## WHAT TO PRODUCE
Which lines below hold the word "subscript"? Copy all of them.

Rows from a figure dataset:
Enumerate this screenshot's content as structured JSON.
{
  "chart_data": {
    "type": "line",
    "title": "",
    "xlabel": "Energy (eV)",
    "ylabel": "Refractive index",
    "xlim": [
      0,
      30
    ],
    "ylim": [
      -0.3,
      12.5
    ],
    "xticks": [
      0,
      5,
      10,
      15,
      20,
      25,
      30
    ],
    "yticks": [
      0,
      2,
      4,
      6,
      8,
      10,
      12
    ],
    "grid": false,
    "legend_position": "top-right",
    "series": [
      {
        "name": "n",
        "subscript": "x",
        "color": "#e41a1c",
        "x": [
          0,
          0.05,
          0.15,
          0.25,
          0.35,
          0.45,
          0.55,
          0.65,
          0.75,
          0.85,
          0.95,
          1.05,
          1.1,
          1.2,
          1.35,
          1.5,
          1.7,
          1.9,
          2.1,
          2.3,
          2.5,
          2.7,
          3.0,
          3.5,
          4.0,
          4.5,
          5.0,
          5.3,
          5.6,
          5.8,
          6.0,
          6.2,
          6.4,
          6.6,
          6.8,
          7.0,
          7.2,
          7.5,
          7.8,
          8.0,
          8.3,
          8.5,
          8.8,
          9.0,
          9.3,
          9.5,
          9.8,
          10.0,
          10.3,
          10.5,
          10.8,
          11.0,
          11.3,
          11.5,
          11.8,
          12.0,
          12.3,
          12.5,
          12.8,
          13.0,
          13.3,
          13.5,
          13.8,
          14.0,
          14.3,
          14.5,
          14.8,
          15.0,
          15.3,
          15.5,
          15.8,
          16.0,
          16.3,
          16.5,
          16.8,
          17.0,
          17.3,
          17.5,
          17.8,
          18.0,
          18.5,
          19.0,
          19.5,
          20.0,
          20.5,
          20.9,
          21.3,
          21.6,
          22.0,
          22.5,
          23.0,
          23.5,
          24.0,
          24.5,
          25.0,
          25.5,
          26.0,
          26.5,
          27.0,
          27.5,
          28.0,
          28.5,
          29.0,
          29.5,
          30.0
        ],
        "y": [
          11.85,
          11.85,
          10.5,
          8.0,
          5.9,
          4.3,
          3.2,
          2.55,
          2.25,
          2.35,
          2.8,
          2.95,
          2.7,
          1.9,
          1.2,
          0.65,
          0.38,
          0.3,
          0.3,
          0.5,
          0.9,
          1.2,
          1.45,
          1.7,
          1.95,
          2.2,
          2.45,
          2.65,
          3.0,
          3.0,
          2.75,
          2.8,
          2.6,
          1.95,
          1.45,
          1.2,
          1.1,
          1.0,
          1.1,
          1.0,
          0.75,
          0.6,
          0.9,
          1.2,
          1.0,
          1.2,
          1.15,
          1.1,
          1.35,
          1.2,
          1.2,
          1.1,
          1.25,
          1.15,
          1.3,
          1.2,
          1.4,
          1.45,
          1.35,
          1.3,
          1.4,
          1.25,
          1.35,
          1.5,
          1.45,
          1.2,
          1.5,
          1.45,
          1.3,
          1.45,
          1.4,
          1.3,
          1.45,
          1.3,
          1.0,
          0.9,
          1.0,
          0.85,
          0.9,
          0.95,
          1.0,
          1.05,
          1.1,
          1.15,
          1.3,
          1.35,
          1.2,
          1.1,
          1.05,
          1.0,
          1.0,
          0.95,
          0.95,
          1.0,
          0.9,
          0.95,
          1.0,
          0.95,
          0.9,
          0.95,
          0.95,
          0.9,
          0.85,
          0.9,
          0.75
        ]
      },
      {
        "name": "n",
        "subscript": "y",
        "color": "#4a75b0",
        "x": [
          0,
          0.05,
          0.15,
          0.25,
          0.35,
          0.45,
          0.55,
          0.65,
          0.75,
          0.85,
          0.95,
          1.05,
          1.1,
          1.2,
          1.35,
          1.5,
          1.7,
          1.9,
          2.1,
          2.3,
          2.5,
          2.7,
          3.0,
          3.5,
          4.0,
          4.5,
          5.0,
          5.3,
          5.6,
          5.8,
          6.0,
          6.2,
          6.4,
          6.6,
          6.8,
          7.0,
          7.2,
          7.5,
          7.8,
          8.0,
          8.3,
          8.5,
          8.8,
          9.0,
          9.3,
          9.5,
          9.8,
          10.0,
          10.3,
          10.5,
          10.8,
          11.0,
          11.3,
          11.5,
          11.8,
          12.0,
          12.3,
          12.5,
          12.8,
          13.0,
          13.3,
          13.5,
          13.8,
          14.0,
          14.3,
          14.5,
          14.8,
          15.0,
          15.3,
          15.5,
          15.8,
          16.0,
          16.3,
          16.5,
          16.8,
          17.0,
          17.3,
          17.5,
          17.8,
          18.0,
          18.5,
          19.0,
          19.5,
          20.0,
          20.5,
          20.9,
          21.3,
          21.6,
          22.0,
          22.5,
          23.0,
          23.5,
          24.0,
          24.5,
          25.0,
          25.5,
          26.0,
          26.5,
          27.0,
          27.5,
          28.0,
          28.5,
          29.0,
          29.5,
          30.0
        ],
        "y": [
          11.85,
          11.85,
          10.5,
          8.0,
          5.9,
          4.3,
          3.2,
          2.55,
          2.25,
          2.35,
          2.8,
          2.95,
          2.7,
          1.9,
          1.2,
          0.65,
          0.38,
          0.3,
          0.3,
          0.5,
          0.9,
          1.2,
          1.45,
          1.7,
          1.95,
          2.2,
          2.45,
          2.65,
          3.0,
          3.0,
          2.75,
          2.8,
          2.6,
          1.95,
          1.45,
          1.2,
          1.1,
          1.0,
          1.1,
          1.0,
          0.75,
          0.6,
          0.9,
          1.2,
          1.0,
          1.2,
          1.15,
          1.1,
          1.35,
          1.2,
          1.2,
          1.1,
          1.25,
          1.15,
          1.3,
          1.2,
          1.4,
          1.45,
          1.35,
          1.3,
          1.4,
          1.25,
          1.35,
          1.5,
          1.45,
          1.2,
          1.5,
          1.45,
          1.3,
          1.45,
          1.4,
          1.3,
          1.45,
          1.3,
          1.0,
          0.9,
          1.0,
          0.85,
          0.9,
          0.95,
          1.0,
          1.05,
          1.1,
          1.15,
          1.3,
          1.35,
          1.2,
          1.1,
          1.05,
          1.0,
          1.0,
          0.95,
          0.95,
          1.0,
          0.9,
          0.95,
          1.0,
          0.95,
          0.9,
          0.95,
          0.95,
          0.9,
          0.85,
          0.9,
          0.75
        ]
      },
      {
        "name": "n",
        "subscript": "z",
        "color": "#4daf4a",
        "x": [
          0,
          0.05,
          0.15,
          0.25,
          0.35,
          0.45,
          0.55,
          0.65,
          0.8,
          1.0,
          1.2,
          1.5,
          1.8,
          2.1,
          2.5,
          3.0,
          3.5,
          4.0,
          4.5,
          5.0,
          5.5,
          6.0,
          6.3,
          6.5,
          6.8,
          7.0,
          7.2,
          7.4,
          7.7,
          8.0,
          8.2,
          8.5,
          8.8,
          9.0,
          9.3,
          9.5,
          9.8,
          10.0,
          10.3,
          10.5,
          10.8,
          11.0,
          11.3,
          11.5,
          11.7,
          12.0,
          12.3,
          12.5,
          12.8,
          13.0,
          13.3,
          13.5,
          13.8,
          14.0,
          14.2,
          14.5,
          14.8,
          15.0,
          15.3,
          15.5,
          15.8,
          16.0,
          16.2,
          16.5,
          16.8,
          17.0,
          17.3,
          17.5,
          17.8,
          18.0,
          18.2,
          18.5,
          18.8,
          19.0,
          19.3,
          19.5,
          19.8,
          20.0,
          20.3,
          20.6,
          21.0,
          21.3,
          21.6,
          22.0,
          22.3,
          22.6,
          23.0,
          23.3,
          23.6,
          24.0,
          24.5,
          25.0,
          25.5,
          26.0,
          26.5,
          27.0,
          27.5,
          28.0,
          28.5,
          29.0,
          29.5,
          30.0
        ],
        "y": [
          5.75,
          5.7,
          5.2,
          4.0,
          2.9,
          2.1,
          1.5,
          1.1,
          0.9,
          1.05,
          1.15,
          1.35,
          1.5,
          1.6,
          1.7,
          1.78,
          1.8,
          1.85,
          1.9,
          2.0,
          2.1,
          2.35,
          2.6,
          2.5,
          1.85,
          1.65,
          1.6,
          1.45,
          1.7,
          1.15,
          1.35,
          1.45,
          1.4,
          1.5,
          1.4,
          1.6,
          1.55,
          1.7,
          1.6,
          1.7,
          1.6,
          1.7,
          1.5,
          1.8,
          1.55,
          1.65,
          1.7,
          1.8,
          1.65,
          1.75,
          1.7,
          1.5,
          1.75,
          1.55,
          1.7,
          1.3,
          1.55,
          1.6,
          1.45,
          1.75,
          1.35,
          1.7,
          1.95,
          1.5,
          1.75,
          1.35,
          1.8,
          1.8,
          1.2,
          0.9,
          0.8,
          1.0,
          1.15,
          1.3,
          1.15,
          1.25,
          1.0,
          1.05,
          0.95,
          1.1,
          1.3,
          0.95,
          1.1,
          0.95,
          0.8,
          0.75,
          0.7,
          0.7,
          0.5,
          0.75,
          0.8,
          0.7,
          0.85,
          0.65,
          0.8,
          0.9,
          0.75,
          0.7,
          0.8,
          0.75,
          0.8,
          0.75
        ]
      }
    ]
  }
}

## WRITTEN SOLUTION
        "subscript": "x",
        "subscript": "y",
        "subscript": "z",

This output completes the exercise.